>> START Input for this task

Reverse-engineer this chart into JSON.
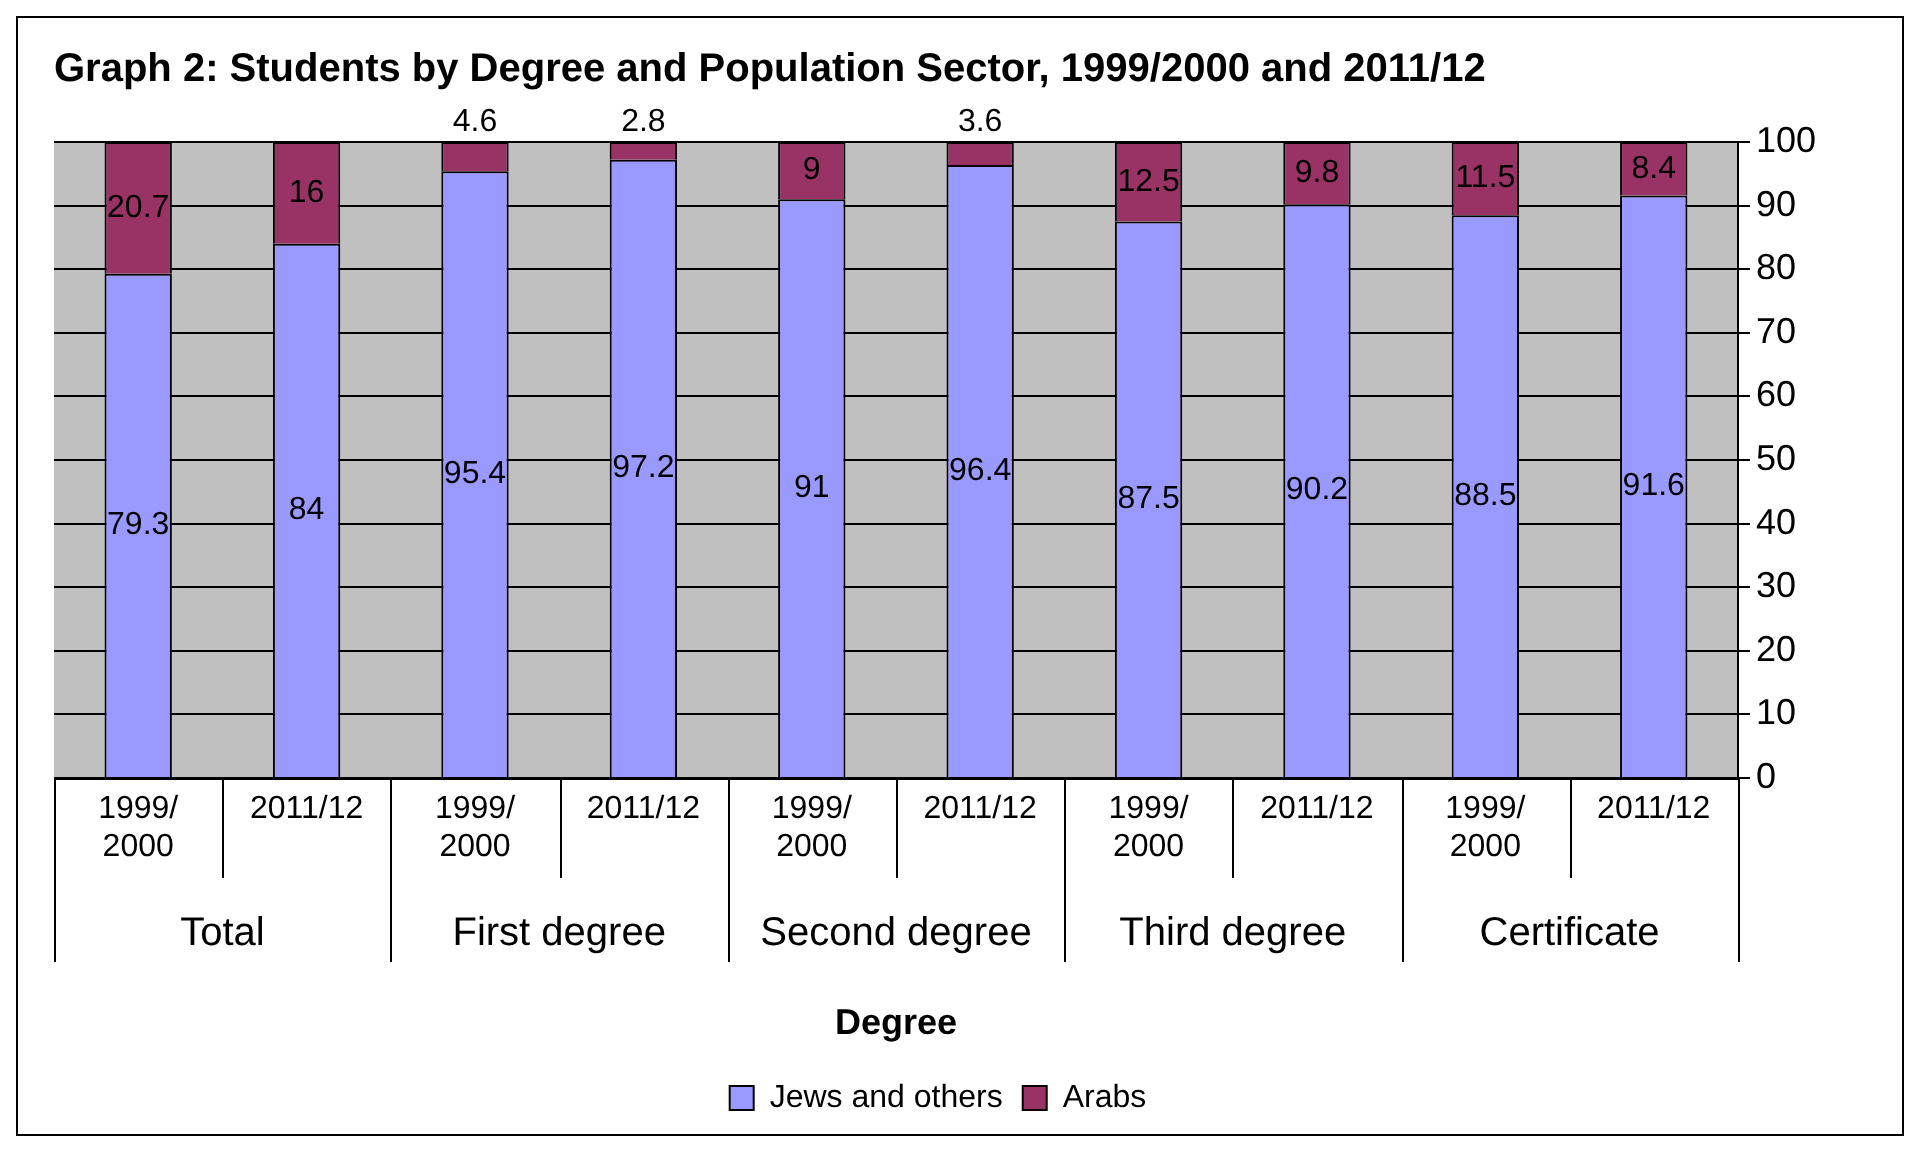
{
  "chart_data": {
    "type": "bar",
    "title": "Graph 2: Students by Degree and Population Sector, 1999/2000 and 2011/12",
    "xlabel": "Degree",
    "categories": [
      "1999/2000",
      "2011/12",
      "1999/2000",
      "2011/12",
      "1999/2000",
      "2011/12",
      "1999/2000",
      "2011/12",
      "1999/2000",
      "2011/12"
    ],
    "annotations": [
      "Total",
      "First degree",
      "Second degree",
      "Third degree",
      "Certificate"
    ],
    "stacked": true,
    "series": [
      {
        "name": "Jews and others",
        "color": "#9999ff",
        "values": [
          79.3,
          84,
          95.4,
          97.2,
          91,
          96.4,
          87.5,
          90.2,
          88.5,
          91.6
        ]
      },
      {
        "name": "Arabs",
        "color": "#993366",
        "values": [
          20.7,
          16,
          4.6,
          2.8,
          9,
          3.6,
          12.5,
          9.8,
          11.5,
          8.4
        ]
      }
    ],
    "ylim": [
      0,
      100
    ],
    "yticks": [
      0,
      10,
      20,
      30,
      40,
      50,
      60,
      70,
      80,
      90,
      100
    ],
    "grid": "y",
    "data_labels": true,
    "legend": "bottom"
  }
}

>> END Input for this task

Do this → Your task is to retype all the entries exactly and leave out any pictures.

The result →
Reverse-engineer this chart into JSON.
{
  "chart_data": {
    "type": "bar",
    "title": "Graph 2: Students by Degree and Population Sector, 1999/2000 and 2011/12",
    "xlabel": "Degree",
    "categories": [
      "1999/2000",
      "2011/12",
      "1999/2000",
      "2011/12",
      "1999/2000",
      "2011/12",
      "1999/2000",
      "2011/12",
      "1999/2000",
      "2011/12"
    ],
    "annotations": [
      "Total",
      "First degree",
      "Second degree",
      "Third degree",
      "Certificate"
    ],
    "stacked": true,
    "series": [
      {
        "name": "Jews and others",
        "color": "#9999ff",
        "values": [
          79.3,
          84,
          95.4,
          97.2,
          91,
          96.4,
          87.5,
          90.2,
          88.5,
          91.6
        ]
      },
      {
        "name": "Arabs",
        "color": "#993366",
        "values": [
          20.7,
          16,
          4.6,
          2.8,
          9,
          3.6,
          12.5,
          9.8,
          11.5,
          8.4
        ]
      }
    ],
    "ylim": [
      0,
      100
    ],
    "yticks": [
      0,
      10,
      20,
      30,
      40,
      50,
      60,
      70,
      80,
      90,
      100
    ],
    "grid": "y",
    "data_labels": true,
    "legend": "bottom"
  }
}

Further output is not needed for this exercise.